#### RECORDS FOR THE TASK:
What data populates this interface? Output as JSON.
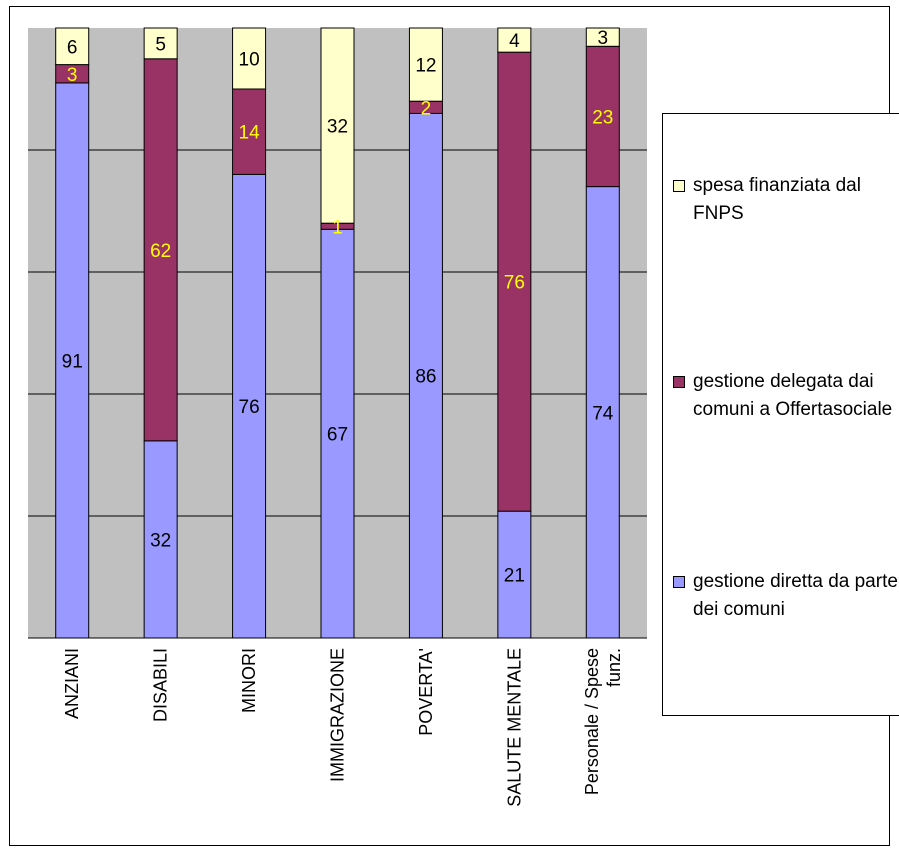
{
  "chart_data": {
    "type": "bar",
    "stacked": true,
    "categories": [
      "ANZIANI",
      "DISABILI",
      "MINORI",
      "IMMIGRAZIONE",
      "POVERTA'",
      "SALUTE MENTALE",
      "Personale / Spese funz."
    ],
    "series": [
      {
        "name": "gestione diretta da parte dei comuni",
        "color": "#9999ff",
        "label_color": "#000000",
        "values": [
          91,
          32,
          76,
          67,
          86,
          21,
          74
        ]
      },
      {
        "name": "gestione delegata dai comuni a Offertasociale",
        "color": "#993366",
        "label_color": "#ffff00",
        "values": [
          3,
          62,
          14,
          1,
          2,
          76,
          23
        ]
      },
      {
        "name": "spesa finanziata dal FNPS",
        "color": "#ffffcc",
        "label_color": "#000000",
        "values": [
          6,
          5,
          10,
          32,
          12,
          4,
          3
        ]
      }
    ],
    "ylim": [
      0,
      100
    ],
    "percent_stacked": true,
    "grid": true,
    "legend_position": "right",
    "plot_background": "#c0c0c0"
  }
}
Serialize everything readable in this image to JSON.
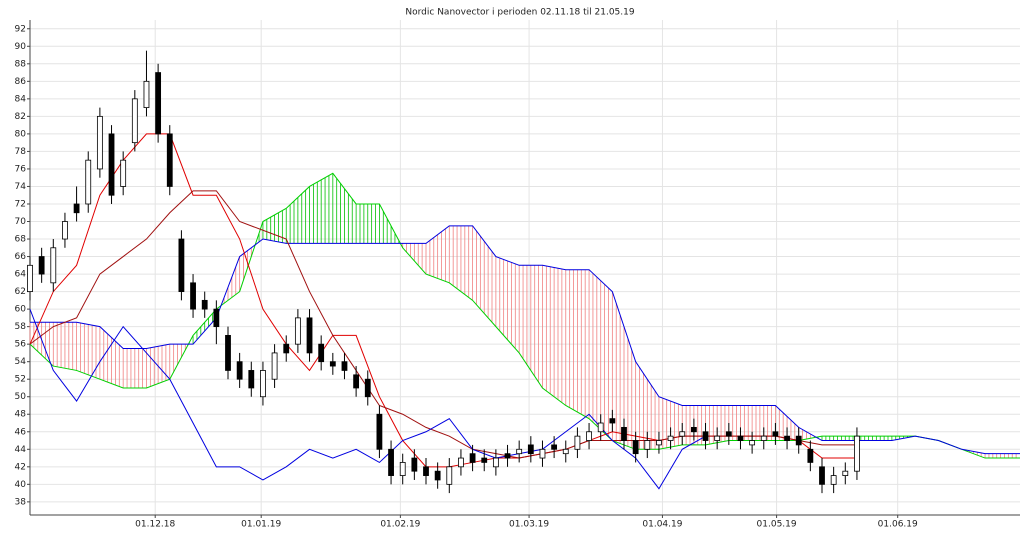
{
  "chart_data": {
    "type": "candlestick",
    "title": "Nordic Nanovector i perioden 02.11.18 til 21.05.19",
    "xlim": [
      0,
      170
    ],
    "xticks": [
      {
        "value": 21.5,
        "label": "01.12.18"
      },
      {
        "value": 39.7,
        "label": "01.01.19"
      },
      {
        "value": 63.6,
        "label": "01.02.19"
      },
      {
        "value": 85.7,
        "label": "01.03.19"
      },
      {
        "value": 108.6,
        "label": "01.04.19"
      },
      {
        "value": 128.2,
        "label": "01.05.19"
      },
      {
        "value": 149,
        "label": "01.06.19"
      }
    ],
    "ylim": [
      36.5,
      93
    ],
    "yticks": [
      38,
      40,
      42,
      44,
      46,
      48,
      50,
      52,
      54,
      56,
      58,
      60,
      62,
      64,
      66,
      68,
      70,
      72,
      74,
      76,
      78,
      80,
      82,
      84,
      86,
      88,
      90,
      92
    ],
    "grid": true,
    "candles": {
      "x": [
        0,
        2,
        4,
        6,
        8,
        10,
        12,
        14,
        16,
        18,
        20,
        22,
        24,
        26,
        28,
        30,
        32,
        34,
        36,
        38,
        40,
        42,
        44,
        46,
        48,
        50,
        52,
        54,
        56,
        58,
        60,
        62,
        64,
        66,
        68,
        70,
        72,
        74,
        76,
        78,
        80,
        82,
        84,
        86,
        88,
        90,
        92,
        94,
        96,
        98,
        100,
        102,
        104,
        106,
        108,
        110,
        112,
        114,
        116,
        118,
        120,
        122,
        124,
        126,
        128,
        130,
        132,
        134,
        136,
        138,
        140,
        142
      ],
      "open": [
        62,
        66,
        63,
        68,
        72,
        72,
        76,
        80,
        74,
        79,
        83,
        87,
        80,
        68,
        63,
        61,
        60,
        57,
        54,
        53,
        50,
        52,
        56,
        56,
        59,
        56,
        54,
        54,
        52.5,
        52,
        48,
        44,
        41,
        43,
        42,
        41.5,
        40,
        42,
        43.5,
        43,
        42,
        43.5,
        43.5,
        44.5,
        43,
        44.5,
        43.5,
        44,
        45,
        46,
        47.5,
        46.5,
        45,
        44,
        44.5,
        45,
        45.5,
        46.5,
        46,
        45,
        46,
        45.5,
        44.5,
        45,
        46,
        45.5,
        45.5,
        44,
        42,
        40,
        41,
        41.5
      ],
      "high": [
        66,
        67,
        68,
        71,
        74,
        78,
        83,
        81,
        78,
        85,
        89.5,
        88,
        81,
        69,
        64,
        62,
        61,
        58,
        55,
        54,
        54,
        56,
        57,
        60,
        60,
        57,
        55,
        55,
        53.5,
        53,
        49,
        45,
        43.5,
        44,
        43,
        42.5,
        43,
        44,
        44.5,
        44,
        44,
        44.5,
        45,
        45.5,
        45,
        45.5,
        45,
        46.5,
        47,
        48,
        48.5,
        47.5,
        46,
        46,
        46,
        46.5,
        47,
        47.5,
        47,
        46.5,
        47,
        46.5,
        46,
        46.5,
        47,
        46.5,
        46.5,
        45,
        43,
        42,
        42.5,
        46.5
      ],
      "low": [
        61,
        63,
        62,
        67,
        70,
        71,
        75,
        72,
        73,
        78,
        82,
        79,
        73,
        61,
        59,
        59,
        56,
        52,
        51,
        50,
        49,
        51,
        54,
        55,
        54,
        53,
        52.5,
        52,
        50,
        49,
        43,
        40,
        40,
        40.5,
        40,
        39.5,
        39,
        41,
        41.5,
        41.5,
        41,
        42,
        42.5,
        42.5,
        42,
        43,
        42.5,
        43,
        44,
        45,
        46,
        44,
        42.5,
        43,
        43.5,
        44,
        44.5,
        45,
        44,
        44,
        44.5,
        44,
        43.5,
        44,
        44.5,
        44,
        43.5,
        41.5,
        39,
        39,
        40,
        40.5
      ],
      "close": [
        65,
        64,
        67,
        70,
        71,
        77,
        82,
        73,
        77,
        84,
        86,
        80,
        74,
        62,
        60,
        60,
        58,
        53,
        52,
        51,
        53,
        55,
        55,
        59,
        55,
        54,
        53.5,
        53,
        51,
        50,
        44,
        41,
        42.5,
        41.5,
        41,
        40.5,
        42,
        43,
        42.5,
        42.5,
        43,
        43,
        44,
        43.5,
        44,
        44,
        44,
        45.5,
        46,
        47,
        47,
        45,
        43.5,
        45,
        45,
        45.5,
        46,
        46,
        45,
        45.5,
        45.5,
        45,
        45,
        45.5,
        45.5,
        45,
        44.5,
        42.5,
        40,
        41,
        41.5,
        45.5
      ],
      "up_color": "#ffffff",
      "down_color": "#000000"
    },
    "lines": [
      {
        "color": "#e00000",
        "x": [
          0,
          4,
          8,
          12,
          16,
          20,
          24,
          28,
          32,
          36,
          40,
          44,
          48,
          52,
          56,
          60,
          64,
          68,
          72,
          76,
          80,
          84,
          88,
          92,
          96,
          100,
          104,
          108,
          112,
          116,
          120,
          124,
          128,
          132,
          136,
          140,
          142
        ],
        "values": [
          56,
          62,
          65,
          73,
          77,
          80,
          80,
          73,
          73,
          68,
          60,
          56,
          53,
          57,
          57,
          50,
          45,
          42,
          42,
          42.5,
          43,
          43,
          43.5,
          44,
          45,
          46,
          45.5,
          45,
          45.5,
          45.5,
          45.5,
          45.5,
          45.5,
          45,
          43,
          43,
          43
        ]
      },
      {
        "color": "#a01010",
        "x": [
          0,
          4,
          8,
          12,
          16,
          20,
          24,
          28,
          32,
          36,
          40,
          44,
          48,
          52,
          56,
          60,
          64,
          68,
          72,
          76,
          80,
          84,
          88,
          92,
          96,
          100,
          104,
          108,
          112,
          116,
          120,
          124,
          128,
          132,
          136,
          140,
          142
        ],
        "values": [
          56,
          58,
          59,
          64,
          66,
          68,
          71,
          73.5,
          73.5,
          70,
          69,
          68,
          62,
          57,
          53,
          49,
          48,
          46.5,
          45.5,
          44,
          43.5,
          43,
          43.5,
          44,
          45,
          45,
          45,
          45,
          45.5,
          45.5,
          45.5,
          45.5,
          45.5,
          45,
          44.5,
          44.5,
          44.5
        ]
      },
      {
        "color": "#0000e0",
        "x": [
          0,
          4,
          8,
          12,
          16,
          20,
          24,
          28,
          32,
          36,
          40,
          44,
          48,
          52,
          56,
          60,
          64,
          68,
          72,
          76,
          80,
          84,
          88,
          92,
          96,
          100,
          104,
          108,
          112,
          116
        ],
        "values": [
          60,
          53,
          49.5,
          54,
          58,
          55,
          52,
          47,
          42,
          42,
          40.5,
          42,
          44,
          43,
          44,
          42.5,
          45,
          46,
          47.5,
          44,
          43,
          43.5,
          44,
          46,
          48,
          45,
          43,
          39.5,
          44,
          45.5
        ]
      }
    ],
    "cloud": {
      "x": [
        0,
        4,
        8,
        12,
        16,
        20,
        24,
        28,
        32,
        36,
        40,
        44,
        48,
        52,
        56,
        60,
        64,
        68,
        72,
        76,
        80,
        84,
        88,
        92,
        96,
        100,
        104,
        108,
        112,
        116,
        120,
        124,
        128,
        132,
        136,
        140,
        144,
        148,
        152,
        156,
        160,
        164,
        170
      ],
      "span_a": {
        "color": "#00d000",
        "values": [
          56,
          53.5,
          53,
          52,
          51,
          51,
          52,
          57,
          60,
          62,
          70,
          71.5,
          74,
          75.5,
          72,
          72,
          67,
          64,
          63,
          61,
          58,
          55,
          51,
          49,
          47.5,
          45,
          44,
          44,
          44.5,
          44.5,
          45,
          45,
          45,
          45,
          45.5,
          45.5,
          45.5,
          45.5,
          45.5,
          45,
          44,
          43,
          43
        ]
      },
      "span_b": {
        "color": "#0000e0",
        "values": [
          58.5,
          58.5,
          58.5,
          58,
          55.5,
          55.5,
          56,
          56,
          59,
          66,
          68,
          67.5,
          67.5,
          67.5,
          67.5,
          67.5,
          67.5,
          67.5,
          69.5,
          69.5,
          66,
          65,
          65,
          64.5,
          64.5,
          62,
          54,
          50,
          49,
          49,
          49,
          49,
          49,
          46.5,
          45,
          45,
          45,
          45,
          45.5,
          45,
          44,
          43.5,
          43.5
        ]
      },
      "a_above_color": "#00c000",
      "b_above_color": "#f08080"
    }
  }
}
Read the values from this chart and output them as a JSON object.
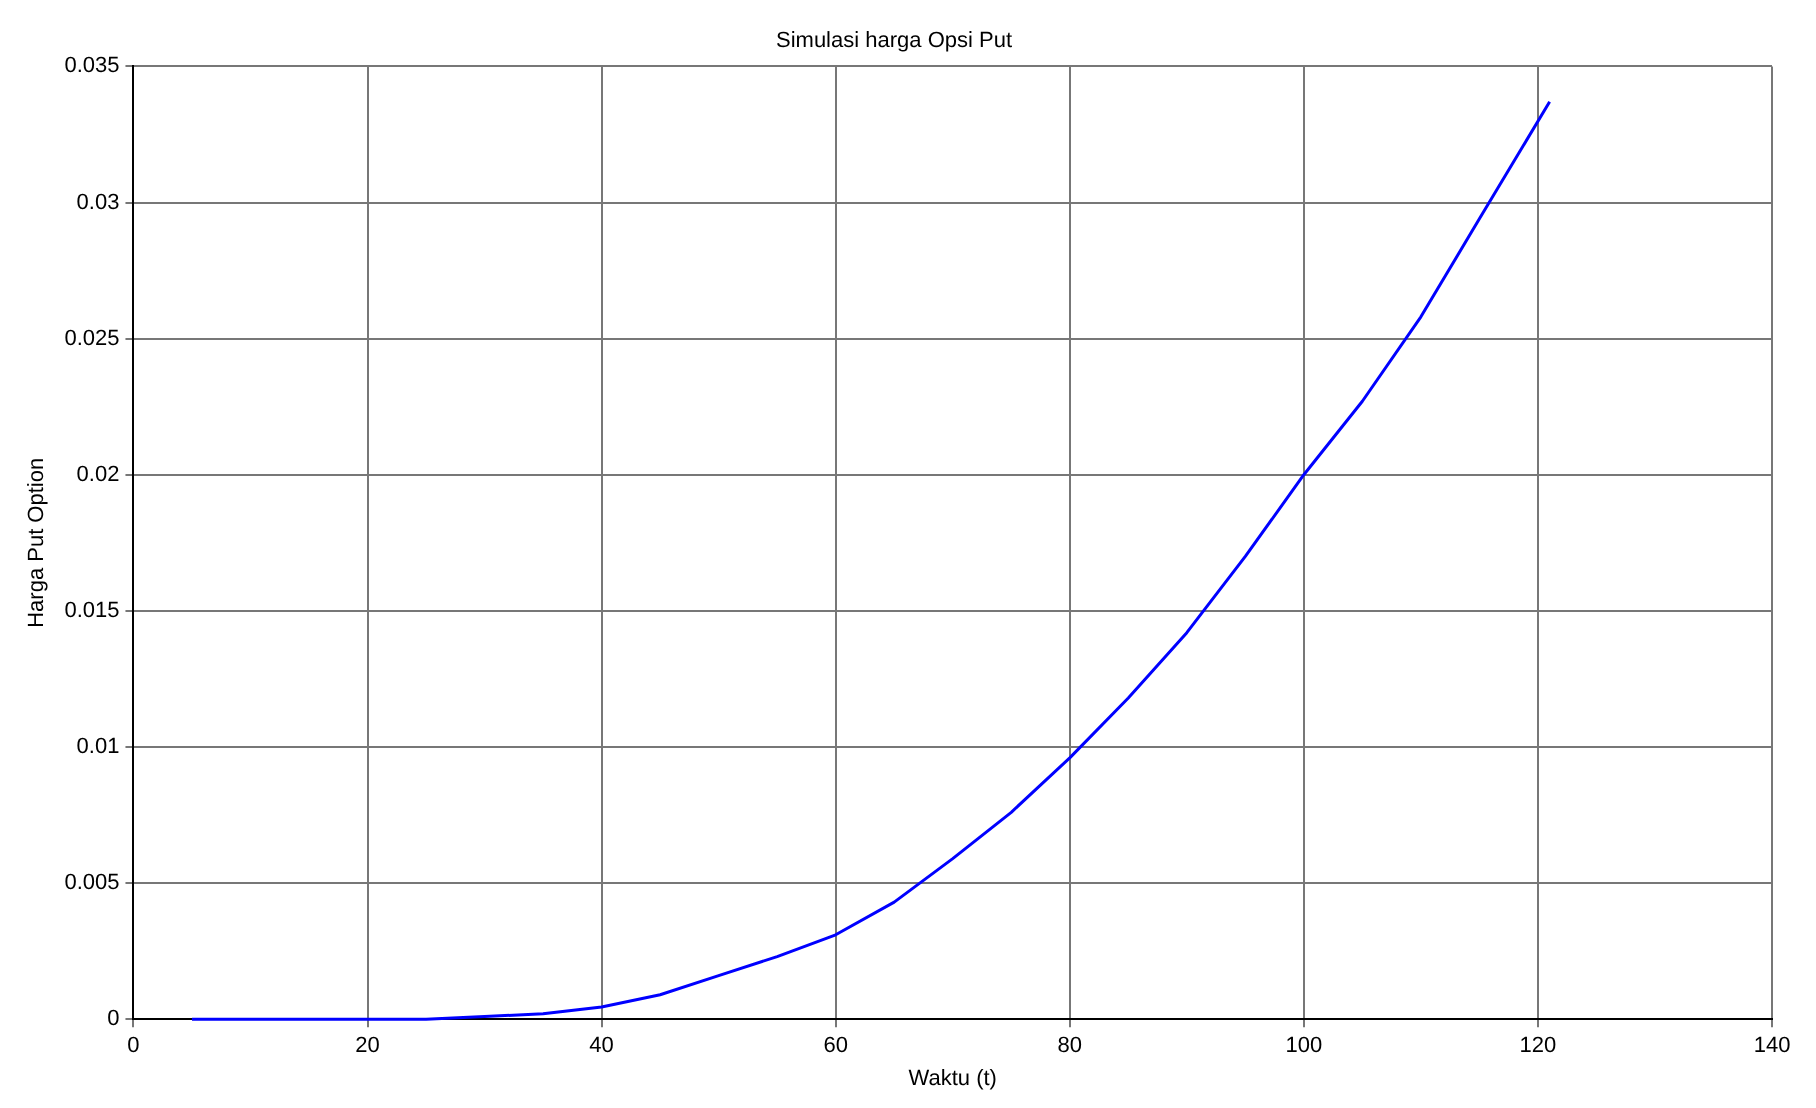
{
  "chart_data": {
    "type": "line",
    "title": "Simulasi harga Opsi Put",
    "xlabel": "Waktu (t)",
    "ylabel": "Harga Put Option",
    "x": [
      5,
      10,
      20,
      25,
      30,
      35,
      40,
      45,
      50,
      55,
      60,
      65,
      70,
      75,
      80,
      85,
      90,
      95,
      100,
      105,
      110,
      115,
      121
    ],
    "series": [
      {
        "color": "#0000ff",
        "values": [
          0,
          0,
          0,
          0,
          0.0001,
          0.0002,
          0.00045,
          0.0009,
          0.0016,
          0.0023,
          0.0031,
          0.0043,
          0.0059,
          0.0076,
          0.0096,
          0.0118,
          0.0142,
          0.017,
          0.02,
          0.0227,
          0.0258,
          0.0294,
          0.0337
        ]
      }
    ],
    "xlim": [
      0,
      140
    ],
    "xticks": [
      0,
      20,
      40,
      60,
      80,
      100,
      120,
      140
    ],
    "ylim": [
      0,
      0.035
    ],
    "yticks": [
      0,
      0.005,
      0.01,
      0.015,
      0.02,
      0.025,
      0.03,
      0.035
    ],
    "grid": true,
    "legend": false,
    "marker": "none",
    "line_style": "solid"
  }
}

#### STATED TASK:
Omit the pictures and retype exactly the lines from the one with "Read the values" through the final line, both ends included.

#### RESULT OF THE TASK:
Read the values from this chart and output them as a JSON object.
{
  "chart_data": {
    "type": "line",
    "title": "Simulasi harga Opsi Put",
    "xlabel": "Waktu (t)",
    "ylabel": "Harga Put Option",
    "x": [
      5,
      10,
      20,
      25,
      30,
      35,
      40,
      45,
      50,
      55,
      60,
      65,
      70,
      75,
      80,
      85,
      90,
      95,
      100,
      105,
      110,
      115,
      121
    ],
    "series": [
      {
        "color": "#0000ff",
        "values": [
          0,
          0,
          0,
          0,
          0.0001,
          0.0002,
          0.00045,
          0.0009,
          0.0016,
          0.0023,
          0.0031,
          0.0043,
          0.0059,
          0.0076,
          0.0096,
          0.0118,
          0.0142,
          0.017,
          0.02,
          0.0227,
          0.0258,
          0.0294,
          0.0337
        ]
      }
    ],
    "xlim": [
      0,
      140
    ],
    "xticks": [
      0,
      20,
      40,
      60,
      80,
      100,
      120,
      140
    ],
    "ylim": [
      0,
      0.035
    ],
    "yticks": [
      0,
      0.005,
      0.01,
      0.015,
      0.02,
      0.025,
      0.03,
      0.035
    ],
    "grid": true,
    "legend": false,
    "marker": "none",
    "line_style": "solid"
  }
}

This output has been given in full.